----- Supplied text -----
Hi,
At the end of the forward propagation implementation in the blue fonted “what you should remember”, it says:
" A convolution extracts features from an input image by taking the dot product between the input data and a 3D array of weights (the filter)."
My understanding from the course is that it is not the dot product, but rather the sum of element-wise multiplication. Am I mistaken?
Thanks!
Hello @1492r,
Your understanding is correct! Only that the lab’s description is also not wrong.
A common understanding of a dot product is the dot product between 2 vectors. Such dot product is also the sum of element-wise multiplication as you said.
Now we know that the filter and the image are both not vectors, so what is the dot product between two non-vectors, or between two tensors? I think the key here is to expand the rule of “sum of element-wise multiplication” to tensors.
Below is an example of using a numpy function called tensordot to do a “tensor-dot” operation on two tensors that are both not vectors, and the result of the tensordot is 13 and you can easily verify it by doing the “sum of element-wise multiplication” by hand.
filters = np.array([
[1., 2.],
[2., 3.],
])
image = np.array([
[1., 2.],
[1., 2.],
])
----- Data lines -----
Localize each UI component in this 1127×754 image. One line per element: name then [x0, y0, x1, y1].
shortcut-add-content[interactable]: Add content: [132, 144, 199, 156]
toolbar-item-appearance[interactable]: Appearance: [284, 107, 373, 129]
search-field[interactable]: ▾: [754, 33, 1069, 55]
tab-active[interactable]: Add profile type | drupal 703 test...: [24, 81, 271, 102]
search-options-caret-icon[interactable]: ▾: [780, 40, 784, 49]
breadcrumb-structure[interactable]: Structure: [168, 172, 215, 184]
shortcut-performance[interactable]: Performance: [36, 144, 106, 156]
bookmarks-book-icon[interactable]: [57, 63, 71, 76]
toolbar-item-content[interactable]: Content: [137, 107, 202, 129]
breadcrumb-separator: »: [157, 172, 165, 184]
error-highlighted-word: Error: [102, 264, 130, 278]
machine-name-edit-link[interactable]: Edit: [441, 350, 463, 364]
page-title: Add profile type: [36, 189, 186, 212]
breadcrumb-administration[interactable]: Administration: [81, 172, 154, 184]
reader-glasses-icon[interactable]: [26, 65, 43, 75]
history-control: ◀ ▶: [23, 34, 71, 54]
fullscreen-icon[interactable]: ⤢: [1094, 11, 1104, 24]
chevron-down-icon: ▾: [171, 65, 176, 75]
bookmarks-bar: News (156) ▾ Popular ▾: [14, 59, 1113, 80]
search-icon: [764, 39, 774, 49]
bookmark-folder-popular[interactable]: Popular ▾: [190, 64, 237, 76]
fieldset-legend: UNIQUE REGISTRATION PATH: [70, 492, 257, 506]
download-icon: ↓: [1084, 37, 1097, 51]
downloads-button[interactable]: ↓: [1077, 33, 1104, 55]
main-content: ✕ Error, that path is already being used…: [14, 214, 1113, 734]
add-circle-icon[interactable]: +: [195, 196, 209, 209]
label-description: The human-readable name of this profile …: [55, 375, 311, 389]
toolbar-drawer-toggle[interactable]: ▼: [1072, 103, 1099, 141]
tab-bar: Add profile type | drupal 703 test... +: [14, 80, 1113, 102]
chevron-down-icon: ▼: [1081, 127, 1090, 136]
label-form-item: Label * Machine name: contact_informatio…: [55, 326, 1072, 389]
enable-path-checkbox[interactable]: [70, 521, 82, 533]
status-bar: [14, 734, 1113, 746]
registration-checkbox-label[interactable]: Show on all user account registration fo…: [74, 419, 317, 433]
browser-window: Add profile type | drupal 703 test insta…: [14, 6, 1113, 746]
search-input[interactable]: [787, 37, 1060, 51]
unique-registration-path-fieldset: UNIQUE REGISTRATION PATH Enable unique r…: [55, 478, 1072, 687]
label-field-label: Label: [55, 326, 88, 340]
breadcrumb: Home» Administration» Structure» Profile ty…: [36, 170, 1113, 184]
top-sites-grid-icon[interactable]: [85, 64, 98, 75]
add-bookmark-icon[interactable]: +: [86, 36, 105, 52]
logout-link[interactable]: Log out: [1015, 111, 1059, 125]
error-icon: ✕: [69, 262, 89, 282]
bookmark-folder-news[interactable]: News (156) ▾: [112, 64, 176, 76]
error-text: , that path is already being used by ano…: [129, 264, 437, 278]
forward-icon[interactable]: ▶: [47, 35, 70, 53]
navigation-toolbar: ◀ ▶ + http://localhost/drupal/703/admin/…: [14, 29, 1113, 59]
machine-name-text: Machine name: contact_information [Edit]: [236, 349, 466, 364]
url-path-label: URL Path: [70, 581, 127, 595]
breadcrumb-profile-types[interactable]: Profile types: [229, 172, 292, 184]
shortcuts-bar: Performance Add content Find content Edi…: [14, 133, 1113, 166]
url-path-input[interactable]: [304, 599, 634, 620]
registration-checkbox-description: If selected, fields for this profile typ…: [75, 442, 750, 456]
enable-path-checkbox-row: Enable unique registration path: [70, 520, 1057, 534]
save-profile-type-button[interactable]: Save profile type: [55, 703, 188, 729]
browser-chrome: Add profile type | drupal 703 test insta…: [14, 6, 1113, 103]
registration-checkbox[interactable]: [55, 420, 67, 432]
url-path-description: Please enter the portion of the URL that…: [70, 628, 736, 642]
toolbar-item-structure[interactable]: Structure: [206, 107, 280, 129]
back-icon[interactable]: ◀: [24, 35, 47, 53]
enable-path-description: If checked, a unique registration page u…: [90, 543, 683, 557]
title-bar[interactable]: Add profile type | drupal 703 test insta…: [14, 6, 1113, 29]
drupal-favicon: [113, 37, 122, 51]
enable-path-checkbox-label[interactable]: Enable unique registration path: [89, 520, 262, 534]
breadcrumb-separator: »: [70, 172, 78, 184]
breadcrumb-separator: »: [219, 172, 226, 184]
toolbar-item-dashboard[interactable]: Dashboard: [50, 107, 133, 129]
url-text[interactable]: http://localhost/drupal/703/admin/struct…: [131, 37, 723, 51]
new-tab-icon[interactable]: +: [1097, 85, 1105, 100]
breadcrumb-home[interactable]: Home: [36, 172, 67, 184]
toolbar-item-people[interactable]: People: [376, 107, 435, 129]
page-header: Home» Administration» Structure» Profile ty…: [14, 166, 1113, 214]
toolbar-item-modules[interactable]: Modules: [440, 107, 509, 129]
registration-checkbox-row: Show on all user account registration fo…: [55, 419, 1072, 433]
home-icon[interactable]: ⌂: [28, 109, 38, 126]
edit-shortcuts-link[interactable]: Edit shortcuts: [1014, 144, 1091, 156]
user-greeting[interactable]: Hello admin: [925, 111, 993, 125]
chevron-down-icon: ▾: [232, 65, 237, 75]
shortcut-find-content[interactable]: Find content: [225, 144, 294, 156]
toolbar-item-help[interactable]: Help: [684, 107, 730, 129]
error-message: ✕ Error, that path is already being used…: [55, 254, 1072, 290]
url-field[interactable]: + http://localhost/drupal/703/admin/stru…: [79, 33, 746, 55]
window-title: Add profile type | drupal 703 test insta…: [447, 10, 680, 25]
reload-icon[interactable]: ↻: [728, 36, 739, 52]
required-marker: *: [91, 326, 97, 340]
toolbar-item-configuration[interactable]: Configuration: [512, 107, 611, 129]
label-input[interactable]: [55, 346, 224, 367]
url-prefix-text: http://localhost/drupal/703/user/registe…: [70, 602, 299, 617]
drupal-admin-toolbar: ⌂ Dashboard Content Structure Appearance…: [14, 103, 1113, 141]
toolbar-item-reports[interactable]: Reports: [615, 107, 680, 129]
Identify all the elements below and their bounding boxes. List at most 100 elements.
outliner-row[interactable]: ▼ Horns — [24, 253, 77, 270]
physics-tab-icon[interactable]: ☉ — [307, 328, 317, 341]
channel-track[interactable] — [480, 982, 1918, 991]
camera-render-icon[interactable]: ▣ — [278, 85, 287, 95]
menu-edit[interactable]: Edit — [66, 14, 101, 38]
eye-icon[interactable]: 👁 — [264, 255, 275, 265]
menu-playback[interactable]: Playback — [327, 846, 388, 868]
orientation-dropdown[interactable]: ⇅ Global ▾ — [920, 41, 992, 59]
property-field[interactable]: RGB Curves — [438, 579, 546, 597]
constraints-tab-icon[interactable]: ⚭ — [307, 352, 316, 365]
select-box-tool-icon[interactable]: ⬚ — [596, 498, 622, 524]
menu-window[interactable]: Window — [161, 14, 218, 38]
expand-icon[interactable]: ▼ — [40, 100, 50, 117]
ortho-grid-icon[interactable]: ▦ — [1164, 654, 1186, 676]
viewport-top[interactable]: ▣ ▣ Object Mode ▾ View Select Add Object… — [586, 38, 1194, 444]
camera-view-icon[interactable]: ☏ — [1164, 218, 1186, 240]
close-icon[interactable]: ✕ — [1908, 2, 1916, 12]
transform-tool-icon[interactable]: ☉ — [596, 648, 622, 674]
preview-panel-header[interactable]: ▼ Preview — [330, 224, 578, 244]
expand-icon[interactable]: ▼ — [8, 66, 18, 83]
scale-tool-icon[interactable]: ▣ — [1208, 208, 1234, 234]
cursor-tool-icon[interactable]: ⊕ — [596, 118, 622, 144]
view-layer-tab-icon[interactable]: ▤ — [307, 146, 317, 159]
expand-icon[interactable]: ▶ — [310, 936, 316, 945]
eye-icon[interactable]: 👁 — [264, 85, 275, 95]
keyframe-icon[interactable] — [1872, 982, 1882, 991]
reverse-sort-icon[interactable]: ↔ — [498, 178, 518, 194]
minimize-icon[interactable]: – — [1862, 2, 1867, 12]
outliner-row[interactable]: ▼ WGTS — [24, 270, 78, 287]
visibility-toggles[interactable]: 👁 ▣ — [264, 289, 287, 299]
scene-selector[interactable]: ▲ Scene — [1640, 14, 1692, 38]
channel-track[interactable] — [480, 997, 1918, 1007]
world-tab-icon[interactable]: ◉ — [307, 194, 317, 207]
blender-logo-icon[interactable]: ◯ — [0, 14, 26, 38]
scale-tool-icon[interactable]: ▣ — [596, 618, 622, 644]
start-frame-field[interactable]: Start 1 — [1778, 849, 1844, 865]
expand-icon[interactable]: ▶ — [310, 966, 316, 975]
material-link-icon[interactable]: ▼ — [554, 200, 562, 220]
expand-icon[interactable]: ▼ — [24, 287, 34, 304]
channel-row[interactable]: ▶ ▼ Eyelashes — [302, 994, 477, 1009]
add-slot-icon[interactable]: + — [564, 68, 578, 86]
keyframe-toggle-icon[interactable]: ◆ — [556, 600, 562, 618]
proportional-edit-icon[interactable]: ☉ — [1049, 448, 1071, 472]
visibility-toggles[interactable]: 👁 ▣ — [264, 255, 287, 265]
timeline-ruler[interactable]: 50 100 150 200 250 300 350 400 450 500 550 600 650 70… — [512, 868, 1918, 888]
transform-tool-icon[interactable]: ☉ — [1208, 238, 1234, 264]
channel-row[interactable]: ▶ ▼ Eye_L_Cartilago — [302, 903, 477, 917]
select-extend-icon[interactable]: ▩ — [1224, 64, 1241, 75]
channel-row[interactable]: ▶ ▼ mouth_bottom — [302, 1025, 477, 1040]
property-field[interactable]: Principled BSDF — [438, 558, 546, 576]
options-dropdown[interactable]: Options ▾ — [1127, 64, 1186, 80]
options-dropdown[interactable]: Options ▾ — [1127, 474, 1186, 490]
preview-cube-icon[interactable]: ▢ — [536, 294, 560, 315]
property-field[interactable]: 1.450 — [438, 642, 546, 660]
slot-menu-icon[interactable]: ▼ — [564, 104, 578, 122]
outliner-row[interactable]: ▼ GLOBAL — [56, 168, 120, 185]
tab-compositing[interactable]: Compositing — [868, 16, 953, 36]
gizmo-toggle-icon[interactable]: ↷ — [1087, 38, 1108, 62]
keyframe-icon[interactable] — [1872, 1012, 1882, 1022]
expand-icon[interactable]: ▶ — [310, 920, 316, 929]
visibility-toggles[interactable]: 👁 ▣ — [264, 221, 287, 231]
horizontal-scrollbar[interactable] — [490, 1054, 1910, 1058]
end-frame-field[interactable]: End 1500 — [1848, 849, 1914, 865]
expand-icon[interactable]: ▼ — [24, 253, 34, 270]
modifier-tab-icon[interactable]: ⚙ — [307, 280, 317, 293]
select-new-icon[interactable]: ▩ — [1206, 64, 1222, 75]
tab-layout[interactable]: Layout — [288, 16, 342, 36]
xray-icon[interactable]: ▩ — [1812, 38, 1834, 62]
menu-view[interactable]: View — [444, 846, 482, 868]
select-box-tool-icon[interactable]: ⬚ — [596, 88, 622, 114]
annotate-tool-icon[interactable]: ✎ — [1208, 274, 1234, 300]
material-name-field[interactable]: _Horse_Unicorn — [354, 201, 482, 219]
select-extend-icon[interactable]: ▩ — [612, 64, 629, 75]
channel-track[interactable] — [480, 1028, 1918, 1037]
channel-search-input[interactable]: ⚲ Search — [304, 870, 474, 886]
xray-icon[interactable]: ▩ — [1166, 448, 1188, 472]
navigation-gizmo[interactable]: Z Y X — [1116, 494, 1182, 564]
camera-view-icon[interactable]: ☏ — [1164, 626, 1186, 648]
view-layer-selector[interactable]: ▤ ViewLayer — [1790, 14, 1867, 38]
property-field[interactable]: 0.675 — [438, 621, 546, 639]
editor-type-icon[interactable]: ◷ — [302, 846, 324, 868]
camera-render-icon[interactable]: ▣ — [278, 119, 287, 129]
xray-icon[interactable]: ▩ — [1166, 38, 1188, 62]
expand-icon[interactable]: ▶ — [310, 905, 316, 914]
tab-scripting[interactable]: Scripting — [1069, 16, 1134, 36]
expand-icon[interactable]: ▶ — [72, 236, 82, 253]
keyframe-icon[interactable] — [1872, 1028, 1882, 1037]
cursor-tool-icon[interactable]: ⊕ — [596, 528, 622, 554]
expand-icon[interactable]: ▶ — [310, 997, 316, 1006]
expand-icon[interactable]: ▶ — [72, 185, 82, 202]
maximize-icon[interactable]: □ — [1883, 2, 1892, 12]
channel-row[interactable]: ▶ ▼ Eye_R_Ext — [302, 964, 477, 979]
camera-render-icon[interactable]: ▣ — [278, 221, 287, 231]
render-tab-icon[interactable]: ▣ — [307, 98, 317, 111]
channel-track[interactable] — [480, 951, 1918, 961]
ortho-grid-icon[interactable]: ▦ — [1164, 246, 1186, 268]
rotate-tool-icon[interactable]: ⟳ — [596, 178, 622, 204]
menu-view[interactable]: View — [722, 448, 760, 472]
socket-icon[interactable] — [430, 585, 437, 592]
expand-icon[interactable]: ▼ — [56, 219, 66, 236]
-----
**Problems to work on:**
1. Recast the entries, from the first one through the line containing "107, 373, 129]", as a Markdown table with the columns No. and Entry. Put the row number in No., put the line in Entry, and leave out blank lines.
2. Continue the forum thread about whether a convolution is a dot product from the point where it stops.

**Answer set:**
1.
| No. | Entry |
|---|---|
| 1 | Localize each UI component in this 1127×754 image. One line per element: name then [x0, y0, x1, y1]. |
| 2 | shortcut-add-content[interactable]: Add content: [132, 144, 199, 156] |
| 3 | toolbar-item-appearance[interactable]: Appearance: [284, 107, 373, 129] |

2.
np.tensordot(filters, image) #13
Cheers,
Raymond
Hi, Raymond,
Thank you for the quick and detailed reply!
It’s been a very long time since when I learned this part of math in school. But my impression of the dot product of two matrices should be a matrix. In your example it should be:
[(1X1+1X2), (1X2+2X2)],
[(2X1+3X1), (2X2+3X2)]
Correct me if I am wrong on this. If I am not, do you suggest in deep learning a different definition is applied?
Thanks!
Hello @1492r,
I think you are talking about matrix multiplication which multiplies two matrices to produce a third matrix.
Matrix multiplication is different from dot product. In general maths, they are still different. They are not special cases in deep learning and we do not have different definitions in deep learning.
Cheers,
Raymond
Aha. Good to have this confirmation!
Thank you, Raymond!
You are welcome, @1492r!